---- Information provided

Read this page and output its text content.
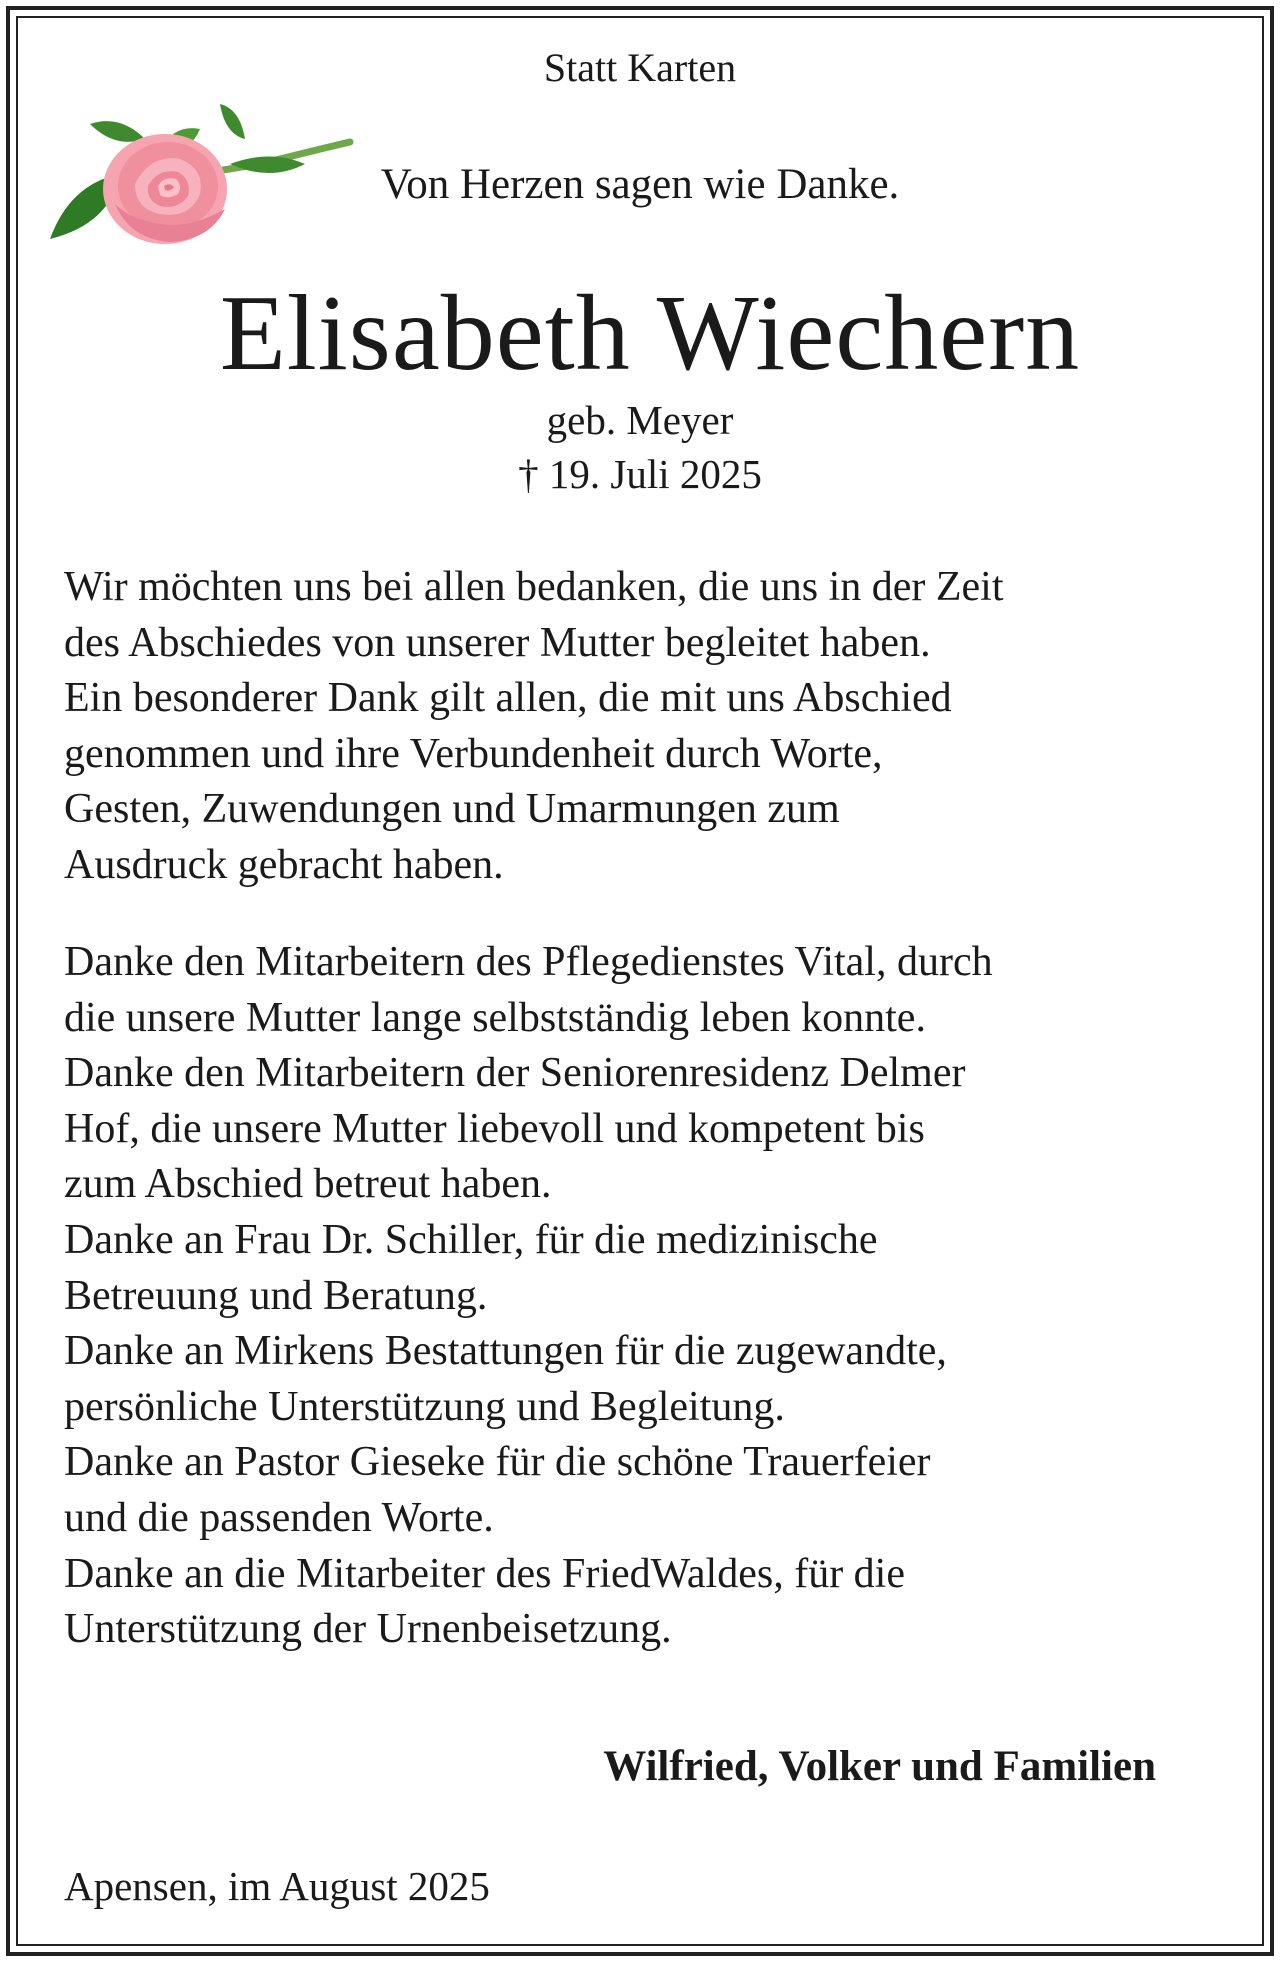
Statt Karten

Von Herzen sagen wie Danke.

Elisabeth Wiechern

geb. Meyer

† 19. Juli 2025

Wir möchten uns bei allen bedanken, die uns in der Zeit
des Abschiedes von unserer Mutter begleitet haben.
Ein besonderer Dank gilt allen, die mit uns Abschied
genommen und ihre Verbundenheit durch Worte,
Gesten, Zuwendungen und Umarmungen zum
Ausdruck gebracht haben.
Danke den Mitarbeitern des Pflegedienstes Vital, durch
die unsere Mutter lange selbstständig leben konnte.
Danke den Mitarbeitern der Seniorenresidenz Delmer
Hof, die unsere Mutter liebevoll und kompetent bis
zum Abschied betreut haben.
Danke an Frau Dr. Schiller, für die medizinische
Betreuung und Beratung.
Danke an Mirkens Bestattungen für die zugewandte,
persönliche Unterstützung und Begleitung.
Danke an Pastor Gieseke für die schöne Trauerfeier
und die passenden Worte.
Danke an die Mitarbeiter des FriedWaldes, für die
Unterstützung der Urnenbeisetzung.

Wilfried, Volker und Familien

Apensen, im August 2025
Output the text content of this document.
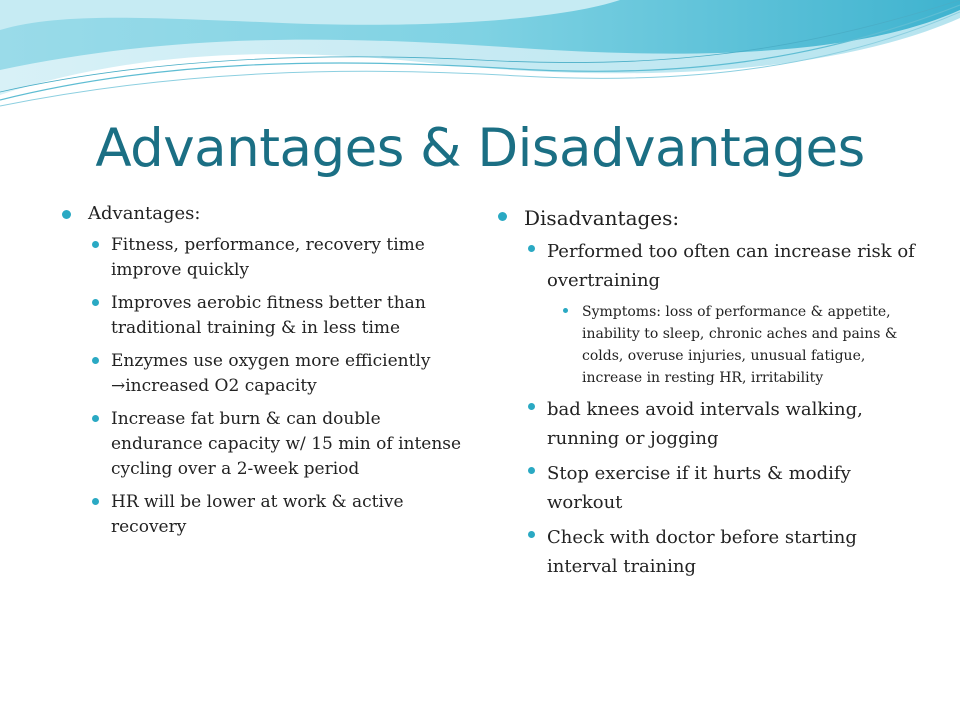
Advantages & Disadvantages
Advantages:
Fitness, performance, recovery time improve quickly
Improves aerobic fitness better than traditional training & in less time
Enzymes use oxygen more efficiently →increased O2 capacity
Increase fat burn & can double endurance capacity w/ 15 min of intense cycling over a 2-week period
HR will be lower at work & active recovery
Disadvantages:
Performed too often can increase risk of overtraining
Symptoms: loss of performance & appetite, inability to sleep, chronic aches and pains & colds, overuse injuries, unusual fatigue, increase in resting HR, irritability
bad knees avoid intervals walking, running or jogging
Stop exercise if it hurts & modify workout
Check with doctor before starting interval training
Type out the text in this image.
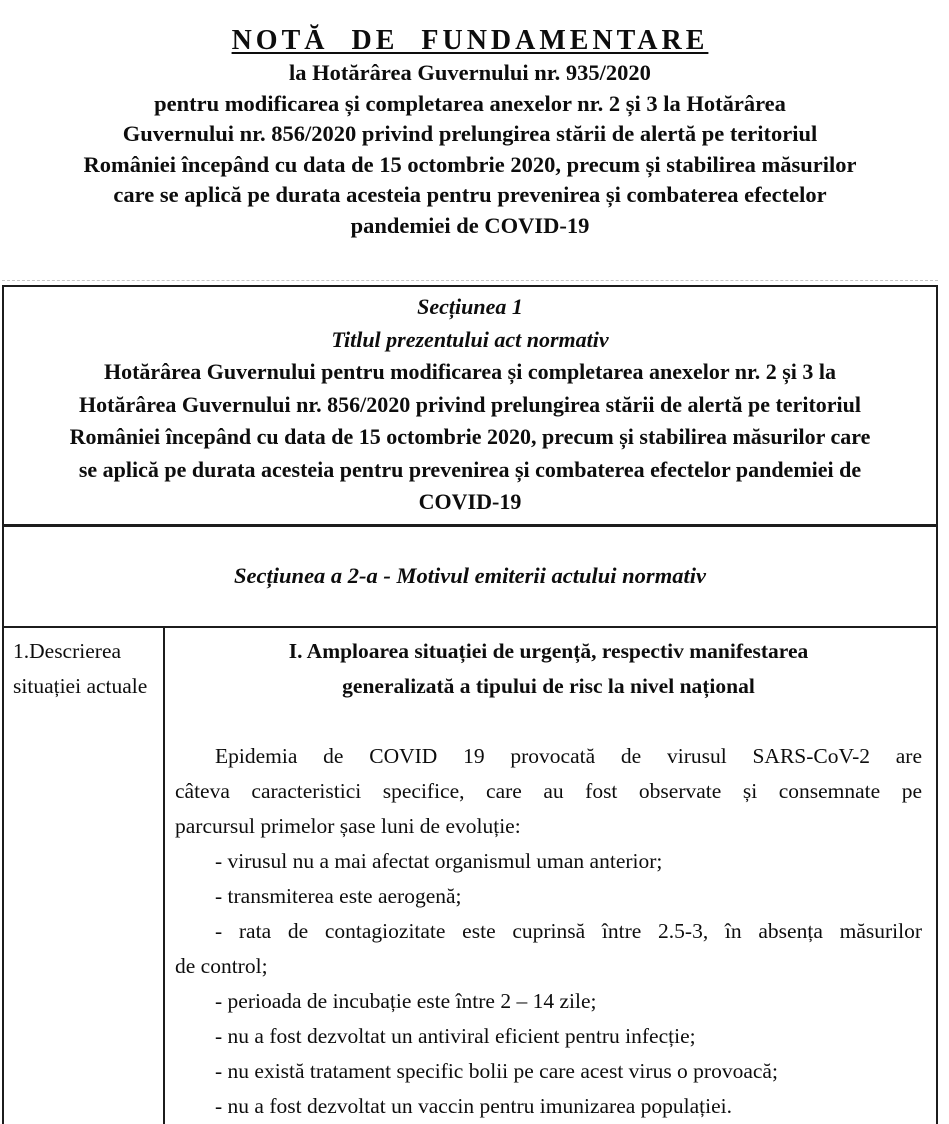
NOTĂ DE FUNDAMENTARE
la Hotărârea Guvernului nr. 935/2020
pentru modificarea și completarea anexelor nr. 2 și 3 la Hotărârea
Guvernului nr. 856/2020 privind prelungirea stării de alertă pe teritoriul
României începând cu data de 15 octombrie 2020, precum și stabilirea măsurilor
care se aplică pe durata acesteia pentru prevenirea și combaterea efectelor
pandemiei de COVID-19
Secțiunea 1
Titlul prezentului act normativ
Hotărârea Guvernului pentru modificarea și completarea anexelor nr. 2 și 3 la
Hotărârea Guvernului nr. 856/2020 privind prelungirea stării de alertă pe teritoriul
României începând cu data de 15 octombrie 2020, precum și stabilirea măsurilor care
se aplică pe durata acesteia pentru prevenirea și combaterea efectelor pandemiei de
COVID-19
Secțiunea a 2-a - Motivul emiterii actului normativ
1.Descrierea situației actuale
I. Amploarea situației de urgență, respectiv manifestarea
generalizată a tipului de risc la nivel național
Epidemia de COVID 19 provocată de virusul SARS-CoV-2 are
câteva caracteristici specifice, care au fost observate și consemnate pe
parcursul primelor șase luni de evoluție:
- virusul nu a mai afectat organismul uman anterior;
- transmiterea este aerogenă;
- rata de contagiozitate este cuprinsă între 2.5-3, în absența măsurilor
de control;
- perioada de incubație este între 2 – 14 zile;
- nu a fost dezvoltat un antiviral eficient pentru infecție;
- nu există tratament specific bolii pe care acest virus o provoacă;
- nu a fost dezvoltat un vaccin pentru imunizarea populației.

--------

■ Task prompt ■
Find the word "Hotărârea" in the data and show each line that holds it.

■ Task solution ■
la Hotărârea Guvernului nr. 935/2020
pentru modificarea și completarea anexelor nr. 2 și 3 la Hotărârea
Hotărârea Guvernului pentru modificarea și completarea anexelor nr. 2 și 3 la
Hotărârea Guvernului nr. 856/2020 privind prelungirea stării de alertă pe teritoriul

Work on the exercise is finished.